>> START Input data

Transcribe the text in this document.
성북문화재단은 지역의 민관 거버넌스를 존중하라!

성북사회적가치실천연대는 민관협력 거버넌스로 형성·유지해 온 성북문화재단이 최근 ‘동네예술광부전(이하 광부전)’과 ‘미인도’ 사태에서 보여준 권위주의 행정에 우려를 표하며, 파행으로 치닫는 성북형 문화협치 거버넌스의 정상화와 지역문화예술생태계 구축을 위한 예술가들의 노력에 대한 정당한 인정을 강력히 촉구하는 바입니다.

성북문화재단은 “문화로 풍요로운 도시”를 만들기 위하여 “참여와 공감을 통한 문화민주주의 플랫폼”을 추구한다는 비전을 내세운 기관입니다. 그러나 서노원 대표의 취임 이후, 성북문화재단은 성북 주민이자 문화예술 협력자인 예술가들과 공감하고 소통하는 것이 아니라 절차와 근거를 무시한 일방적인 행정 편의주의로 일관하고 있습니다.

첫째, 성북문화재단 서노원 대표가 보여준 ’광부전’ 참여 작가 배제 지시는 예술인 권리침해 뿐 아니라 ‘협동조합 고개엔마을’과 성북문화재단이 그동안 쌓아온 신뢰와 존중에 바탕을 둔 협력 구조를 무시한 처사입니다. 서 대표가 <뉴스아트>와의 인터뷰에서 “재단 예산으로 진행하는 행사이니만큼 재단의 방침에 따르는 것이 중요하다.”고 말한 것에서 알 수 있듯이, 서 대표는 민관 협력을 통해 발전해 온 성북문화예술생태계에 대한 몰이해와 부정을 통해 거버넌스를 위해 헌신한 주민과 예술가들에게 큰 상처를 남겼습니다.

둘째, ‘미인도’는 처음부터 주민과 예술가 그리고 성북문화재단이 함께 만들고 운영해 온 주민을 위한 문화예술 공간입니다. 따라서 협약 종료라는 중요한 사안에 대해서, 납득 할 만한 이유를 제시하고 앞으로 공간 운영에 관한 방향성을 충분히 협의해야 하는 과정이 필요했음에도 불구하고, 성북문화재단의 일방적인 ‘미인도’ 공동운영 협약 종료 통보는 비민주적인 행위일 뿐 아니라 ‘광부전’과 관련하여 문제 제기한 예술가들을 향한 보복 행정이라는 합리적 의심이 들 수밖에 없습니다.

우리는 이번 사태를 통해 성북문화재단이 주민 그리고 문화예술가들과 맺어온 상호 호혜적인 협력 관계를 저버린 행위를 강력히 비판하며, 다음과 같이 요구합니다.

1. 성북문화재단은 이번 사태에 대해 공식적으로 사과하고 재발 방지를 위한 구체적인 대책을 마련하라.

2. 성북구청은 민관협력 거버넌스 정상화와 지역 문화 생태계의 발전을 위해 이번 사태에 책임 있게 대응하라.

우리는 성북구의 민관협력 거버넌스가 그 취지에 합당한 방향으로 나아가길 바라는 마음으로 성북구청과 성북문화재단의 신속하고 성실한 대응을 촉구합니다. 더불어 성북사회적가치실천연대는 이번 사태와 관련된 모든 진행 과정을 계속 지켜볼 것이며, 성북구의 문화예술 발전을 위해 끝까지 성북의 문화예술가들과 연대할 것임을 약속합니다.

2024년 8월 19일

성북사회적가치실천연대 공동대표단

>> END Input data

Challenge: Repeat every record, keeping each word and mark exactly as it is.

Response to the task:
Transcribe the text in this document.
성북문화재단은 지역의 민관 거버넌스를 존중하라!

성북사회적가치실천연대는 민관협력 거버넌스로 형성·유지해 온 성북문화재단이 최근 ‘동네예술광부전(이하 광부전)’과 ‘미인도’ 사태에서 보여준 권위주의 행정에 우려를 표하며, 파행으로 치닫는 성북형 문화협치 거버넌스의 정상화와 지역문화예술생태계 구축을 위한 예술가들의 노력에 대한 정당한 인정을 강력히 촉구하는 바입니다.

성북문화재단은 “문화로 풍요로운 도시”를 만들기 위하여 “참여와 공감을 통한 문화민주주의 플랫폼”을 추구한다는 비전을 내세운 기관입니다. 그러나 서노원 대표의 취임 이후, 성북문화재단은 성북 주민이자 문화예술 협력자인 예술가들과 공감하고 소통하는 것이 아니라 절차와 근거를 무시한 일방적인 행정 편의주의로 일관하고 있습니다.

첫째, 성북문화재단 서노원 대표가 보여준 ’광부전’ 참여 작가 배제 지시는 예술인 권리침해 뿐 아니라 ‘협동조합 고개엔마을’과 성북문화재단이 그동안 쌓아온 신뢰와 존중에 바탕을 둔 협력 구조를 무시한 처사입니다. 서 대표가 <뉴스아트>와의 인터뷰에서 “재단 예산으로 진행하는 행사이니만큼 재단의 방침에 따르는 것이 중요하다.”고 말한 것에서 알 수 있듯이, 서 대표는 민관 협력을 통해 발전해 온 성북문화예술생태계에 대한 몰이해와 부정을 통해 거버넌스를 위해 헌신한 주민과 예술가들에게 큰 상처를 남겼습니다.

둘째, ‘미인도’는 처음부터 주민과 예술가 그리고 성북문화재단이 함께 만들고 운영해 온 주민을 위한 문화예술 공간입니다. 따라서 협약 종료라는 중요한 사안에 대해서, 납득 할 만한 이유를 제시하고 앞으로 공간 운영에 관한 방향성을 충분히 협의해야 하는 과정이 필요했음에도 불구하고, 성북문화재단의 일방적인 ‘미인도’ 공동운영 협약 종료 통보는 비민주적인 행위일 뿐 아니라 ‘광부전’과 관련하여 문제 제기한 예술가들을 향한 보복 행정이라는 합리적 의심이 들 수밖에 없습니다.

우리는 이번 사태를 통해 성북문화재단이 주민 그리고 문화예술가들과 맺어온 상호 호혜적인 협력 관계를 저버린 행위를 강력히 비판하며, 다음과 같이 요구합니다.

1. 성북문화재단은 이번 사태에 대해 공식적으로 사과하고 재발 방지를 위한 구체적인 대책을 마련하라.

2. 성북구청은 민관협력 거버넌스 정상화와 지역 문화 생태계의 발전을 위해 이번 사태에 책임 있게 대응하라.

우리는 성북구의 민관협력 거버넌스가 그 취지에 합당한 방향으로 나아가길 바라는 마음으로 성북구청과 성북문화재단의 신속하고 성실한 대응을 촉구합니다. 더불어 성북사회적가치실천연대는 이번 사태와 관련된 모든 진행 과정을 계속 지켜볼 것이며, 성북구의 문화예술 발전을 위해 끝까지 성북의 문화예술가들과 연대할 것임을 약속합니다.

2024년 8월 19일

성북사회적가치실천연대 공동대표단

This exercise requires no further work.